Task prompt:
Go through the listing below and list every line with "注意拼写".

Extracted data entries
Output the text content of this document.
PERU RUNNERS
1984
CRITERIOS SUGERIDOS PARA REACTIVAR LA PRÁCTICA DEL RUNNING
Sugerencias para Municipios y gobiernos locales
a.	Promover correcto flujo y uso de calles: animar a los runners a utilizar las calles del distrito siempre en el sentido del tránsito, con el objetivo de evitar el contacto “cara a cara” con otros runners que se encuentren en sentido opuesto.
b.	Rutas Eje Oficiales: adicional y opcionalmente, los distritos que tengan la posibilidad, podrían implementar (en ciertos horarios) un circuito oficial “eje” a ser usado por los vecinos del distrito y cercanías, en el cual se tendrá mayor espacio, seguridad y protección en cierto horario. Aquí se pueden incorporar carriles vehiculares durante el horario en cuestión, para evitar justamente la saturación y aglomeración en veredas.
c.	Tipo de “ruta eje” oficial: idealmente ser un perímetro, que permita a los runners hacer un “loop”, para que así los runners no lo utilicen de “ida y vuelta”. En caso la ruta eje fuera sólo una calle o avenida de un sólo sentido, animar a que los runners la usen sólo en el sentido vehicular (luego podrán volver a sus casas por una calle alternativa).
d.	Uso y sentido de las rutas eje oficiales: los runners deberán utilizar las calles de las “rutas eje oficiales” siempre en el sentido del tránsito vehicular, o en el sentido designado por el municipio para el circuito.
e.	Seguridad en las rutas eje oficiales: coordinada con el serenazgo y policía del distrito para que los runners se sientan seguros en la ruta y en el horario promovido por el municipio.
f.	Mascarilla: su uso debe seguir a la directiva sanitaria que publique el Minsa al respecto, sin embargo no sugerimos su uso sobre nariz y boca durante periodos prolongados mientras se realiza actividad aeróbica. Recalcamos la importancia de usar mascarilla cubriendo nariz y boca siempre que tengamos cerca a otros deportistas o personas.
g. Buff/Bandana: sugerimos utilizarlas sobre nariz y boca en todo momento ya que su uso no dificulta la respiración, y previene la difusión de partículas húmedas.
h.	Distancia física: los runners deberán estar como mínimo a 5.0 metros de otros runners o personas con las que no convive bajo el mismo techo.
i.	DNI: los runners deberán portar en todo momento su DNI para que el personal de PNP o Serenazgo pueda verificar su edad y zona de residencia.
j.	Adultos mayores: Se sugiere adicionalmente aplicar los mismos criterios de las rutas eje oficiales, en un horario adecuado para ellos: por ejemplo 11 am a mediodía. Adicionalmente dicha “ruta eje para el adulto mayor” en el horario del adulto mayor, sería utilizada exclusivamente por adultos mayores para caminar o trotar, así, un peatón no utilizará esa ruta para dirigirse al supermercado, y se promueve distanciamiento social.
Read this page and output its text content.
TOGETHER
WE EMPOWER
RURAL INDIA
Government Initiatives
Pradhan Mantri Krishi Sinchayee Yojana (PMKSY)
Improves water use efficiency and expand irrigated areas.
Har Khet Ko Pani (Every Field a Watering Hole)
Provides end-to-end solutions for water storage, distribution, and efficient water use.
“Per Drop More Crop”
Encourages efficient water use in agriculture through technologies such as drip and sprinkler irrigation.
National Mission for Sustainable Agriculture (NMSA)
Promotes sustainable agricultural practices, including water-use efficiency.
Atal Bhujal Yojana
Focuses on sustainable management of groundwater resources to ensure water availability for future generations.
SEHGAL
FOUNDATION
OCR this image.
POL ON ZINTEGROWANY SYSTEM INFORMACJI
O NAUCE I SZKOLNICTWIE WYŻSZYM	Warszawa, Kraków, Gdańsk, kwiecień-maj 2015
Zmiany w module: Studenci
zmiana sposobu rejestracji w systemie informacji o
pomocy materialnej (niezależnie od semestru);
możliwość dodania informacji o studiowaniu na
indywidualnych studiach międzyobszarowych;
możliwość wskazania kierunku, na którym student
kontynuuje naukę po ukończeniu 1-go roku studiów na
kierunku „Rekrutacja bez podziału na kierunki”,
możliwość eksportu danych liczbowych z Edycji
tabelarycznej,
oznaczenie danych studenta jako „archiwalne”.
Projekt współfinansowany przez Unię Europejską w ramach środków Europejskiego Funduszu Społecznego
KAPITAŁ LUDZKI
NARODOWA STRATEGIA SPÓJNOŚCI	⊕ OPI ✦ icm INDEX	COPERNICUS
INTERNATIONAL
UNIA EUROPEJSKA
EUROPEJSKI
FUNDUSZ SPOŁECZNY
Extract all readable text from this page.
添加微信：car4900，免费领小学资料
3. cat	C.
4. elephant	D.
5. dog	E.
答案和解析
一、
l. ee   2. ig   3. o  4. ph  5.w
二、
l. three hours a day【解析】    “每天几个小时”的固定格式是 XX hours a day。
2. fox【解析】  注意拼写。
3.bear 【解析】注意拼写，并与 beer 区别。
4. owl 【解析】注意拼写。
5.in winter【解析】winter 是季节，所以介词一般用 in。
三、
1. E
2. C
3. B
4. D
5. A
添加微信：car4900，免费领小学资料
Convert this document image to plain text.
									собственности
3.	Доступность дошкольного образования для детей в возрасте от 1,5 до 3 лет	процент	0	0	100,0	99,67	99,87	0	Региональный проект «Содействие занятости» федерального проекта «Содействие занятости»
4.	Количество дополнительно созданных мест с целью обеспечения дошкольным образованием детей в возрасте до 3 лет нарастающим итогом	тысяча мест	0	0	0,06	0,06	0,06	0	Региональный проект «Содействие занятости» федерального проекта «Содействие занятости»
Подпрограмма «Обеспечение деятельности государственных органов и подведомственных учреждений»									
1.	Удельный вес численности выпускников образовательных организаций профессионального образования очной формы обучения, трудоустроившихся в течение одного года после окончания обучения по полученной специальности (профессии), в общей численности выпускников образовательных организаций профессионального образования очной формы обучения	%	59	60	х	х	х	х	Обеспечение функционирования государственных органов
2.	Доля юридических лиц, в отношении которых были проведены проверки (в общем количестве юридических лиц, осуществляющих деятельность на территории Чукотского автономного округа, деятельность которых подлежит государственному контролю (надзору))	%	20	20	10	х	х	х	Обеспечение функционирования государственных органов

Solution to this exercise:
2. fox【解析】  注意拼写。
3.bear 【解析】注意拼写，并与 beer 区别。
4. owl 【解析】注意拼写。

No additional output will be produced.